What the task requires:
Locate and copy all lines bearing the word "data".

Raw records

**********

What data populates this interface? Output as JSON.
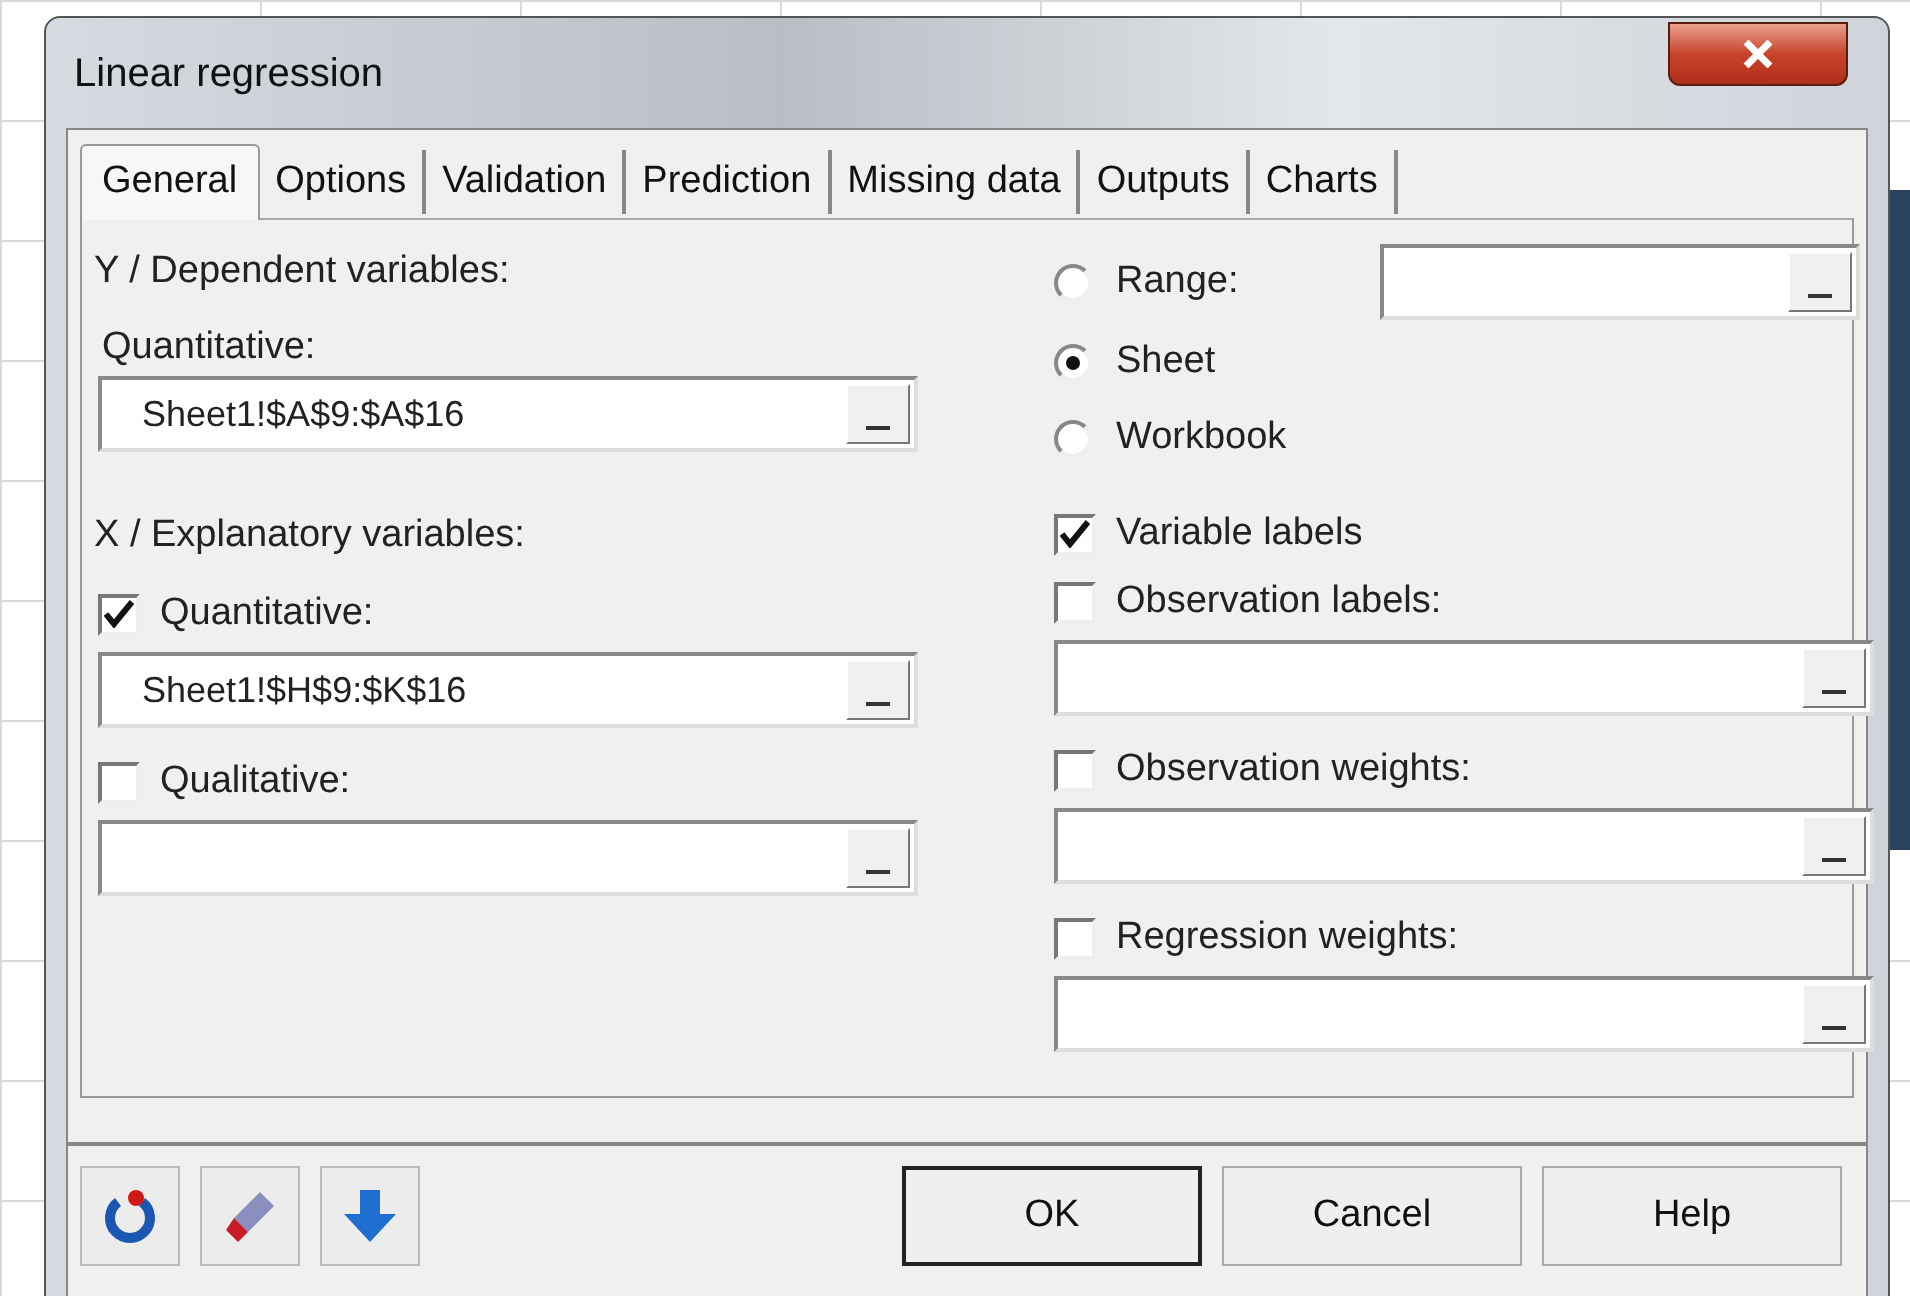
{
  "window": {
    "title": "Linear regression"
  },
  "tabs": [
    {
      "label": "General",
      "selected": true
    },
    {
      "label": "Options",
      "selected": false
    },
    {
      "label": "Validation",
      "selected": false
    },
    {
      "label": "Prediction",
      "selected": false
    },
    {
      "label": "Missing data",
      "selected": false
    },
    {
      "label": "Outputs",
      "selected": false
    },
    {
      "label": "Charts",
      "selected": false
    }
  ],
  "dependent": {
    "heading": "Y / Dependent variables:",
    "label": "Quantitative:",
    "value": "Sheet1!$A$9:$A$16"
  },
  "explanatory": {
    "heading": "X / Explanatory variables:",
    "options": [
      {
        "label": "Quantitative:",
        "checked": true,
        "value": "Sheet1!$H$9:$K$16"
      },
      {
        "label": "Qualitative:",
        "checked": false
      }
    ]
  },
  "scope": [
    {
      "label": "Range:",
      "selected": false,
      "kind": "field"
    },
    {
      "label": "Sheet",
      "selected": true,
      "kind": "plain"
    },
    {
      "label": "Workbook",
      "selected": false,
      "kind": "plain"
    }
  ],
  "labels": [
    {
      "label": "Variable labels",
      "checked": true,
      "kind": "plain"
    },
    {
      "label": "Observation labels:",
      "checked": false,
      "kind": "field"
    },
    {
      "label": "Observation weights:",
      "checked": false,
      "kind": "field"
    },
    {
      "label": "Regression weights:",
      "checked": false,
      "kind": "field"
    }
  ],
  "buttons": [
    {
      "label": "OK",
      "default": true
    },
    {
      "label": "Cancel",
      "default": false
    },
    {
      "label": "Help",
      "default": false
    }
  ]
}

**********

Answer for this exercise:
What data populates this interface? Output as JSON.
      "label": "Missing data",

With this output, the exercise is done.